_Problem requirements_.
Tally the lines in the records below that contain the word "文献引用", treating case as significant. Give only the number.

_Data in this exercise_.
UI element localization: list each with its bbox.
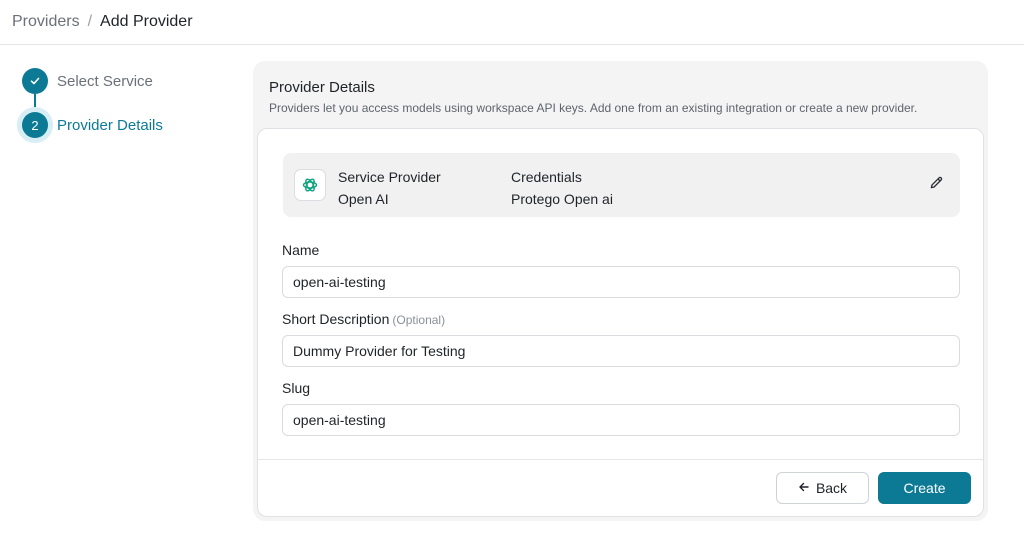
service-provider-value: Open AI (338, 191, 389, 207)
pencil-icon (929, 175, 944, 195)
step-number: 2 (22, 112, 48, 138)
panel-description: Providers let you access models using wo… (269, 101, 918, 115)
short-description-input[interactable] (282, 335, 960, 367)
step-label: Select Service (57, 72, 153, 90)
page-title: Add Provider (100, 13, 193, 30)
slug-input[interactable] (282, 404, 960, 436)
check-icon (22, 68, 48, 94)
footer-divider (258, 459, 983, 460)
breadcrumb-providers-link[interactable]: Providers (12, 13, 80, 31)
panel-title: Provider Details (269, 79, 375, 96)
arrow-left-icon (798, 480, 810, 496)
short-description-label-text: Short Description (282, 311, 390, 327)
breadcrumb: Providers / Add Provider (0, 0, 1024, 45)
step-select-service[interactable]: Select Service (22, 68, 153, 94)
optional-hint: (Optional) (392, 313, 446, 327)
provider-details-panel: Provider Details Providers let you acces… (253, 61, 988, 521)
create-button[interactable]: Create (878, 472, 971, 504)
back-button[interactable]: Back (776, 472, 869, 504)
stepper-connector (34, 94, 36, 114)
credentials-label: Credentials (511, 169, 582, 185)
provider-summary: Service Provider Open AI Credentials Pro… (283, 153, 960, 217)
provider-form-card: Service Provider Open AI Credentials Pro… (257, 128, 984, 517)
service-provider-info: Service Provider Open AI (338, 166, 441, 210)
credentials-value: Protego Open ai (511, 191, 613, 207)
service-provider-label: Service Provider (338, 169, 441, 185)
name-input[interactable] (282, 266, 960, 298)
name-label: Name (282, 242, 320, 258)
back-button-label: Back (815, 480, 848, 496)
create-button-label: Create (903, 480, 946, 496)
step-provider-details[interactable]: 2 Provider Details (22, 112, 163, 138)
credentials-info: Credentials Protego Open ai (511, 166, 613, 210)
breadcrumb-separator: / (87, 13, 93, 30)
slug-label: Slug (282, 380, 311, 396)
edit-provider-button[interactable] (926, 175, 946, 195)
openai-logo-icon (294, 169, 326, 201)
step-label: Provider Details (57, 116, 163, 134)
short-description-label: Short Description (Optional) (282, 311, 445, 327)
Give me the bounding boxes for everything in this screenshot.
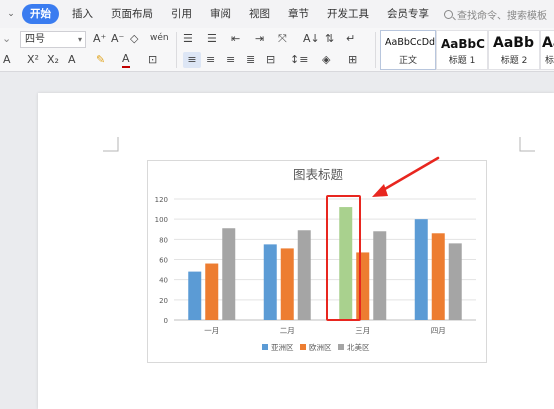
tab-developer[interactable]: 开发工具 (318, 4, 378, 24)
style-heading-2[interactable]: AaBb 标题 2 (488, 30, 540, 70)
char-border-icon[interactable]: ⊡ (148, 52, 157, 68)
text-effect-icon[interactable]: A (68, 52, 76, 68)
tab-page-layout[interactable]: 页面布局 (102, 4, 162, 24)
style-title[interactable]: Aa 标 (540, 30, 554, 70)
style-name: 正文 (398, 56, 417, 66)
tab-view[interactable]: 视图 (240, 4, 279, 24)
style-gallery: AaBbCcDd 正文 AaBbC 标题 1 AaBb 标题 2 Aa 标 (380, 30, 554, 70)
format-painter-caret-icon[interactable]: ⌄ (2, 31, 11, 47)
tab-home[interactable]: 开始 (22, 4, 59, 24)
font-color-icon[interactable]: A (122, 52, 130, 68)
style-sample: AaBbC (441, 37, 485, 51)
search-icon (444, 9, 453, 19)
style-normal[interactable]: AaBbCcDd 正文 (380, 30, 436, 70)
numbered-list-icon[interactable]: ☰ (207, 31, 217, 47)
style-sample: Aa (542, 35, 554, 51)
font-size-select[interactable]: 四号 ▾ (20, 31, 86, 48)
chart-object[interactable] (147, 160, 487, 363)
text-direction-icon[interactable]: A↓ (303, 31, 320, 47)
line-spacing-icon[interactable]: ↕≡ (290, 52, 308, 68)
subscript-icon[interactable]: X₂ (47, 52, 59, 68)
align-left-icon[interactable]: ≡ (183, 52, 201, 68)
style-name: 标题 2 (500, 56, 528, 66)
distributed-icon[interactable]: ⊟ (266, 52, 275, 68)
tab-membership[interactable]: 会员专享 (378, 4, 438, 24)
sort-icon[interactable]: ⇅ (325, 31, 334, 47)
justify-icon[interactable]: ≣ (246, 52, 255, 68)
borders-icon[interactable]: ⊞ (348, 52, 357, 68)
style-heading-1[interactable]: AaBbC 标题 1 (436, 30, 488, 70)
style-name: 标 (545, 56, 554, 66)
collapse-menu-icon[interactable]: ⌄ (0, 9, 22, 19)
font-size-value: 四号 (25, 34, 45, 45)
font-style-icon[interactable]: A (3, 52, 11, 68)
bullet-list-icon[interactable]: ☰ (183, 31, 193, 47)
decrease-indent-icon[interactable]: ⇤ (231, 31, 240, 47)
search-placeholder: 查找命令、搜索模板 (457, 10, 547, 22)
clear-format-icon[interactable]: ◇ (130, 31, 138, 47)
align-right-icon[interactable]: ≡ (226, 52, 235, 68)
chinese-layout-icon[interactable]: ⤧ (278, 31, 287, 47)
show-marks-icon[interactable]: ↵ (346, 31, 355, 47)
command-search[interactable]: 查找命令、搜索模板 (444, 7, 547, 22)
style-sample: AaBb (493, 35, 534, 51)
tab-review[interactable]: 审阅 (201, 4, 240, 24)
tab-insert[interactable]: 插入 (63, 4, 102, 24)
grow-font-icon[interactable]: A⁺ (93, 31, 106, 47)
tab-section[interactable]: 章节 (279, 4, 318, 24)
increase-indent-icon[interactable]: ⇥ (255, 31, 264, 47)
highlight-color-icon[interactable]: ✎ (96, 52, 105, 68)
shading-icon[interactable]: ◈ (322, 52, 330, 68)
phonetic-guide-icon[interactable]: wén (150, 30, 169, 46)
style-name: 标题 1 (448, 56, 476, 66)
ribbon-divider (375, 32, 376, 68)
align-center-icon[interactable]: ≡ (206, 52, 215, 68)
superscript-icon[interactable]: X² (27, 52, 39, 68)
ribbon-toolbar: ⌄ 四号 ▾ A⁺ A⁻ ◇ wén A X² X₂ A ✎ A ⊡ ☰ ☰ ⇤… (0, 28, 554, 72)
shrink-font-icon[interactable]: A⁻ (111, 31, 124, 47)
ribbon-divider (176, 32, 177, 68)
menu-bar: ⌄ 开始 插入 页面布局 引用 审阅 视图 章节 开发工具 会员专享 查找命令、… (0, 0, 554, 28)
chevron-down-icon: ▾ (77, 35, 82, 44)
tab-references[interactable]: 引用 (162, 4, 201, 24)
annotation-highlight-box (326, 195, 361, 321)
style-sample: AaBbCcDd (385, 37, 436, 48)
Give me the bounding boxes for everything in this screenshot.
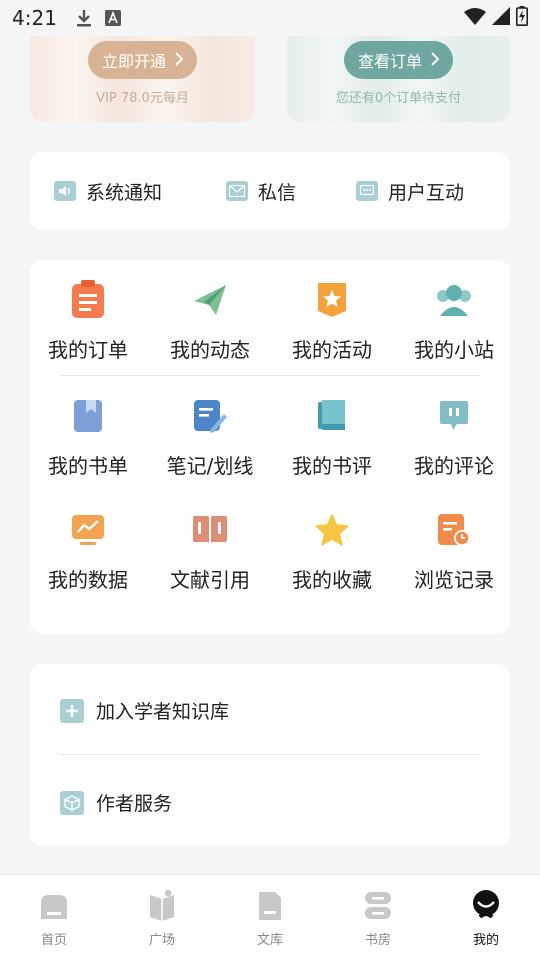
history-clock-icon bbox=[432, 508, 476, 552]
grid-item-my-favorites[interactable]: 我的收藏 bbox=[274, 508, 390, 593]
grid-item-my-data[interactable]: 我的数据 bbox=[30, 508, 146, 593]
vip-open-button[interactable]: 立即开通 bbox=[87, 41, 197, 79]
cube-icon bbox=[60, 790, 84, 815]
square-icon bbox=[146, 889, 178, 925]
tab-home[interactable]: 首页 bbox=[14, 889, 94, 948]
battery-charging-icon bbox=[516, 6, 528, 30]
grid-item-my-booklist[interactable]: 我的书单 bbox=[30, 394, 146, 479]
grid-item-literature-citation[interactable]: 文献引用 bbox=[152, 508, 268, 593]
community-icon bbox=[432, 278, 476, 322]
author-services-item[interactable]: 作者服务 bbox=[60, 789, 172, 816]
wifi-icon bbox=[464, 7, 486, 29]
home-icon bbox=[38, 889, 70, 925]
note-pen-icon bbox=[188, 394, 232, 438]
grid-label: 我的书评 bbox=[292, 454, 372, 478]
author-services-label: 作者服务 bbox=[96, 793, 173, 815]
grid-label: 我的评论 bbox=[414, 454, 494, 478]
speaker-icon bbox=[54, 181, 76, 201]
order-list-icon bbox=[66, 278, 110, 322]
system-notification-label: 系统通知 bbox=[86, 181, 163, 204]
grid-label: 我的收藏 bbox=[292, 568, 372, 592]
user-interaction-label: 用户互动 bbox=[388, 181, 465, 204]
view-orders-button[interactable]: 查看订单 bbox=[343, 41, 453, 79]
paper-plane-icon bbox=[188, 278, 232, 322]
list-divider bbox=[60, 754, 480, 755]
notification-card: 系统通知 私信 用户互动 bbox=[30, 152, 510, 230]
vip-promo-card: 立即开通 VIP 78.0元每月 bbox=[30, 36, 255, 122]
services-card: 加入学者知识库 作者服务 bbox=[30, 664, 510, 846]
tab-square[interactable]: 广场 bbox=[122, 889, 202, 948]
tab-profile[interactable]: 我的 bbox=[446, 889, 526, 948]
bottom-tab-bar: 首页 广场 文库 书房 我的 bbox=[0, 874, 540, 960]
grid-item-my-station[interactable]: 我的小站 bbox=[396, 278, 512, 363]
order-promo-card: 查看订单 您还有0个订单待支付 bbox=[287, 36, 510, 122]
grid-label: 我的书单 bbox=[48, 454, 128, 478]
chevron-right-icon bbox=[430, 51, 440, 70]
library-icon bbox=[254, 889, 286, 925]
grid-label: 我的数据 bbox=[48, 568, 128, 592]
grid-item-notes-highlights[interactable]: 笔记/划线 bbox=[152, 394, 268, 479]
chevron-right-icon bbox=[174, 51, 184, 70]
feature-grid-card: 我的订单 我的动态 我的活动 我的小站 我的书单 笔记/划线 我的书评 我的评论… bbox=[30, 260, 510, 634]
profile-icon bbox=[470, 889, 502, 925]
vip-price-text: VIP 78.0元每月 bbox=[96, 91, 189, 106]
tab-study[interactable]: 书房 bbox=[338, 889, 418, 948]
mail-icon bbox=[226, 181, 248, 201]
grid-label: 浏览记录 bbox=[414, 568, 494, 592]
status-bar: 4:21 bbox=[0, 0, 540, 36]
grid-item-my-activities[interactable]: 我的活动 bbox=[274, 278, 390, 363]
grid-label: 文献引用 bbox=[170, 568, 250, 592]
tab-home-label: 首页 bbox=[40, 933, 67, 948]
star-badge-icon bbox=[310, 278, 354, 322]
join-scholar-library-item[interactable]: 加入学者知识库 bbox=[60, 697, 229, 724]
study-icon bbox=[362, 889, 394, 925]
join-scholar-library-label: 加入学者知识库 bbox=[96, 701, 230, 723]
private-message-item[interactable]: 私信 bbox=[226, 178, 296, 205]
grid-divider bbox=[60, 375, 480, 376]
status-time: 4:21 bbox=[12, 6, 57, 30]
tab-library-label: 文库 bbox=[256, 933, 283, 948]
grid-item-browsing-history[interactable]: 浏览记录 bbox=[396, 508, 512, 593]
vip-open-button-label: 立即开通 bbox=[101, 52, 166, 71]
tab-study-label: 书房 bbox=[364, 933, 391, 948]
chart-monitor-icon bbox=[66, 508, 110, 552]
grid-label: 我的动态 bbox=[170, 338, 250, 362]
tab-square-label: 广场 bbox=[148, 933, 175, 948]
signal-icon bbox=[492, 7, 510, 29]
book-review-icon bbox=[310, 394, 354, 438]
user-interaction-item[interactable]: 用户互动 bbox=[356, 178, 464, 205]
chat-icon bbox=[356, 181, 378, 201]
star-icon bbox=[310, 508, 354, 552]
pending-orders-text: 您还有0个订单待支付 bbox=[335, 91, 462, 106]
grid-item-my-book-reviews[interactable]: 我的书评 bbox=[274, 394, 390, 479]
keyboard-a-icon bbox=[104, 10, 121, 26]
tab-profile-label: 我的 bbox=[472, 933, 499, 948]
comment-bubble-icon bbox=[432, 394, 476, 438]
promo-row: 立即开通 VIP 78.0元每月 查看订单 您还有0个订单待支付 bbox=[30, 36, 510, 122]
grid-label: 我的活动 bbox=[292, 338, 372, 362]
bookmark-book-icon bbox=[66, 394, 110, 438]
system-notification-item[interactable]: 系统通知 bbox=[54, 178, 162, 205]
download-icon bbox=[75, 8, 93, 28]
tab-library[interactable]: 文库 bbox=[230, 889, 310, 948]
grid-item-my-orders[interactable]: 我的订单 bbox=[30, 278, 146, 363]
grid-item-my-feeds[interactable]: 我的动态 bbox=[152, 278, 268, 363]
view-orders-button-label: 查看订单 bbox=[357, 52, 422, 71]
grid-label: 我的小站 bbox=[414, 338, 494, 362]
open-book-icon bbox=[188, 508, 232, 552]
grid-item-my-comments[interactable]: 我的评论 bbox=[396, 394, 512, 479]
plus-icon bbox=[60, 698, 84, 723]
grid-label: 我的订单 bbox=[48, 338, 128, 362]
grid-label: 笔记/划线 bbox=[166, 454, 254, 478]
private-message-label: 私信 bbox=[258, 181, 297, 204]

_Full response_.
2